Records to process »
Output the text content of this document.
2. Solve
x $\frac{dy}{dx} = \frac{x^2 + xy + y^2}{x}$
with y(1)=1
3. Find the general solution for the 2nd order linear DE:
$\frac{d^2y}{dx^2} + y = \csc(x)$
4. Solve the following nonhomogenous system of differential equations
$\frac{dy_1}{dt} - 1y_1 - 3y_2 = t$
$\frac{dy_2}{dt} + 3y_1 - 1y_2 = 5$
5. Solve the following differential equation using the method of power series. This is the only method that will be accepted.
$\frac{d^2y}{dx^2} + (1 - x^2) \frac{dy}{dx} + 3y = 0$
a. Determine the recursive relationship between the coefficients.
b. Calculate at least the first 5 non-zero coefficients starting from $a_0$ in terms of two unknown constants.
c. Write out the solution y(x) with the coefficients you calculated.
...
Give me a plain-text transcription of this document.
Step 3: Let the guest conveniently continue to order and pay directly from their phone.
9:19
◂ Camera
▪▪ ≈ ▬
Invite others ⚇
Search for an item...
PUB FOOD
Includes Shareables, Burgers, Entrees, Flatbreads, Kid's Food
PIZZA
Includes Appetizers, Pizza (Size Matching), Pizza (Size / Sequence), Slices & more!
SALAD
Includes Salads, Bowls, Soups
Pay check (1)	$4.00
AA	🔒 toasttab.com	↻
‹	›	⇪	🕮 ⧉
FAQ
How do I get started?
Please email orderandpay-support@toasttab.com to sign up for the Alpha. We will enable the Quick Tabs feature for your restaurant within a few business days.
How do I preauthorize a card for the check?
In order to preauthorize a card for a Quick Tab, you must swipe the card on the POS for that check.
...
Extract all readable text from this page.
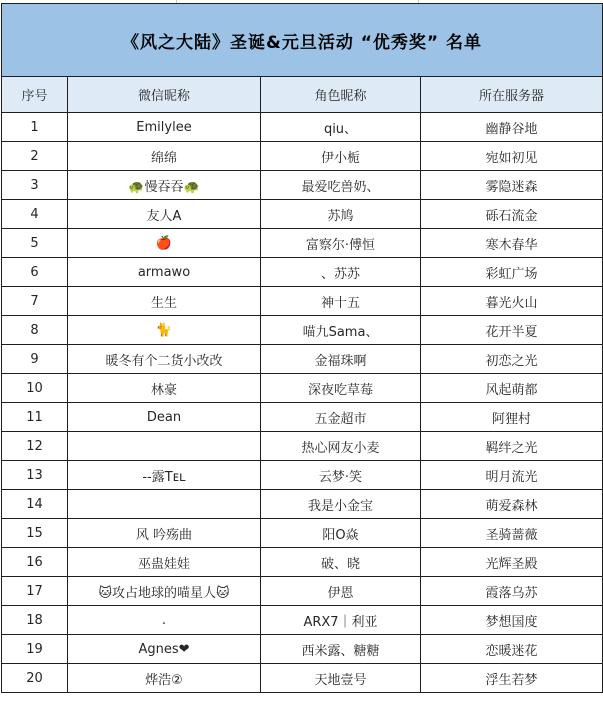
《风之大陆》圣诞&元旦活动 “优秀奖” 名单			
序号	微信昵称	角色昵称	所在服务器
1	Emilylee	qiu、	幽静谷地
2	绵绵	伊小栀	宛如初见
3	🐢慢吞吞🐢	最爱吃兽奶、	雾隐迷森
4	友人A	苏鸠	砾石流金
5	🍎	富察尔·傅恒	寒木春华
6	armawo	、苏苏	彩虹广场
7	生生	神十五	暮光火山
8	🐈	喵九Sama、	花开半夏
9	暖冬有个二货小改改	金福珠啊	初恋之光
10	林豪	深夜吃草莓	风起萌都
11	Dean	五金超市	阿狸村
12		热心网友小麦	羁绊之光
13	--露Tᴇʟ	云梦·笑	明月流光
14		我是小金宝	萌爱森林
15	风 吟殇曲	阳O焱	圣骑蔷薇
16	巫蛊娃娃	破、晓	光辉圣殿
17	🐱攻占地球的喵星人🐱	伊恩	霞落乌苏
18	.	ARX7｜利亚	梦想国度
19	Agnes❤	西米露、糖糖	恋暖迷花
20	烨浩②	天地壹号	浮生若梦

What you have to do »
Exactly how many lines of the listing above contain the string "Quick"? Give no more than the number.

Solution for this exercise »
2